• _READING PASSAGE_
--------------------------------
# Rain Jacket Review: Arc'Teryx Visio FL



## Scott B (Dec 1, 2004)

With fall starting it's beginning to be rain gear season again. I recently picked up a new rain jacket to replace my destroyed former rain jacket. I got an Arc'Teryx Visio and I think I might have found my perfect cycling rain jacket.

Pros: very waterproof, very light weight, good breathability, no hood, trim cut, non-waterproof zipper.
Cons: expensive, no pit zips (if you want them)

The details are great and pretty much perfect for cycling as far as I'm concerned. I find lots of jackets have features like hoods, pitzips and other things I tend to not use and get in the way. The Visio is very pared down - no pit zips, no hood, only one pocket. It's just a well made, very waterproof, well cut jacket.

I hate waterproof zippers that tend to bind and fail. This jacket has a regular zipper which I really appreciate. Details like this count, at least to me.

The fit is pretty trim, so it's not going to be a jacket to lay a lot of insulation under. I sized it to wear a light weight fleece. If I need more warmth than that the water will probably be frozen and it's time for winter riding gear. The arms are pretty long, they go all the over my wrists. The tail is shorter than most cycling specific jackets (like Showers Pass), but I find it's plenty long for my torso.

The Visio is not cheap (retails for $300). Even having gotten it on super sale I'd probably pay retail for it after using it for a while. What jackets are you using? Pros/Cons?


----------



## Trouble (Apr 3, 2004)

GORE Bike wear. Google Gore bike rain jacket.


----------



## Art853 (May 30, 2003)

A cycling rain jacket without a hood is an odd thing IMO. They seem to be more common without hoods than with them. 

I bike commute to events outside. I cycle tour and I am outside all day and evening. I cycle and then go hiking. Sometimes it rains. I like to have a hood. 

I just use a regular rain jacket, brightly colored and with a hood, and wear a reflective vest.


----------



## Danimal (Jan 4, 2005)

I occasionally wear the hood of my rain jacket under my helmet. Do others not do that? It's a touch akward, but it works fairly well.

Dan


----------



## Scott B (Dec 1, 2004)

Danimal said:


> I occasionally wear the hood of my rain jacket under my helmet. Do others not do that? It's a touch akward, but it works fairly well.
> 
> Dan


I never do, for some reason it drives me nuts. I wear a cycling cap under my helmet when it's raining. Hence, for me, the ideal rain jacket has no hood.
--------------------------------
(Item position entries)

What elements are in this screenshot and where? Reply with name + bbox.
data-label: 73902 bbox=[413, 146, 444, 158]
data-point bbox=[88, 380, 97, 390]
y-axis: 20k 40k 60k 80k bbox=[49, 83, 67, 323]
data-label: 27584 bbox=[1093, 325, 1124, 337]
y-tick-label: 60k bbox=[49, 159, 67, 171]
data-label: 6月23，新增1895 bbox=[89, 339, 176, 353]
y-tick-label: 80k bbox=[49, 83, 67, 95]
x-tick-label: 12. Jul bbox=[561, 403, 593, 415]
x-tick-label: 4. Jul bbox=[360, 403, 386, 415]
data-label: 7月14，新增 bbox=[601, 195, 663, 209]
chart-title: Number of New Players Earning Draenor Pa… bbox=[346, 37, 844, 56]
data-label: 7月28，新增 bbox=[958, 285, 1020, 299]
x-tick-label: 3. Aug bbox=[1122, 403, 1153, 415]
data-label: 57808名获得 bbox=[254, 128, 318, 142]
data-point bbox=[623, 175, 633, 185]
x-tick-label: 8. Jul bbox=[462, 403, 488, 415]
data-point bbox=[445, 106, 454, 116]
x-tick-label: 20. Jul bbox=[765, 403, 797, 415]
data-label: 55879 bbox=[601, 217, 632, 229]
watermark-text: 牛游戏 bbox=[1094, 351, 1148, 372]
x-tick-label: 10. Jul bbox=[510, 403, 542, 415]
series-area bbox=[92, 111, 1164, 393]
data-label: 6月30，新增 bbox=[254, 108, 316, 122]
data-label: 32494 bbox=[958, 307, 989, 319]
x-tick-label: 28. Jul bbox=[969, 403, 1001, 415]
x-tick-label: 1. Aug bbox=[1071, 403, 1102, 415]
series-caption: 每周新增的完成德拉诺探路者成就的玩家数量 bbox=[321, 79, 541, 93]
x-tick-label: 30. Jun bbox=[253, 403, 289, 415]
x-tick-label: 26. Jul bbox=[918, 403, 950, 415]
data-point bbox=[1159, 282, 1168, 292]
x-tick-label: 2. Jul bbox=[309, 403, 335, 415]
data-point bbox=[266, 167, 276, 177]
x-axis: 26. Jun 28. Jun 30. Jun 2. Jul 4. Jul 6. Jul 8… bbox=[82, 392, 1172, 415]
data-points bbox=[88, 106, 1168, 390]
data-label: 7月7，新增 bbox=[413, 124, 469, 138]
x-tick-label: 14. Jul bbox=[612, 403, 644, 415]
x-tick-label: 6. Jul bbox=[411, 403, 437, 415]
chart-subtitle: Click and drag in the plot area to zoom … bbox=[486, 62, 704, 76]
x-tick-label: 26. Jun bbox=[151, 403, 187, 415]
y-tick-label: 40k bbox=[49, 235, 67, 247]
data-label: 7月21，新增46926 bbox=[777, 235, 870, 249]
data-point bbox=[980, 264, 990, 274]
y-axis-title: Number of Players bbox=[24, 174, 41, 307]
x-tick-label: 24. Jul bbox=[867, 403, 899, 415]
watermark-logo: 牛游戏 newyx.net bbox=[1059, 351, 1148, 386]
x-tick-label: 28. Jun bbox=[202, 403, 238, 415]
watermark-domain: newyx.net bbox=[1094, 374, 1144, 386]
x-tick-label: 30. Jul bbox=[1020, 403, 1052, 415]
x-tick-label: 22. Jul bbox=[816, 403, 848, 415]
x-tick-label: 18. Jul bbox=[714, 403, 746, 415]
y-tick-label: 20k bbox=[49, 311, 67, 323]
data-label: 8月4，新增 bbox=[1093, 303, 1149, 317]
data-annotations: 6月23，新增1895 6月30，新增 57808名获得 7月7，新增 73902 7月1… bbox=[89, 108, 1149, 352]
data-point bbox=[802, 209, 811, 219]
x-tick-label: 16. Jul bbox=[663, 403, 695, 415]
--------------------------------
• _GIVEN EXERCISE A_
Rewrite the paragraph of the rain jacket thread that begins "The fit is pretty trim" as a short bulleted list, keeping its main facts.
• _GIVEN EXERCISE B_
Answer these questions from the rain jacket thread, one line each:
(i) What retail price is given for the Visio?
(ii) Which brand does Trouble recommend?
(iii) What does Scott B wear under his helmet when it rains?

• _EXERCISE OUTPUT A_
- Trim fit, so the jacket won't hold much insulation underneath; sized to go over a lightweight fleece.
- Needing more warmth than that likely means freezing conditions and a switch to winter riding gear.
- Long arms that reach over the wrists.
- Tail shorter than most cycling-specific jackets, such as Showers Pass, but long enough for the writer's torso.

• _EXERCISE OUTPUT B_
(i) $300
(ii) Gore Bike Wear
(iii) A cycling cap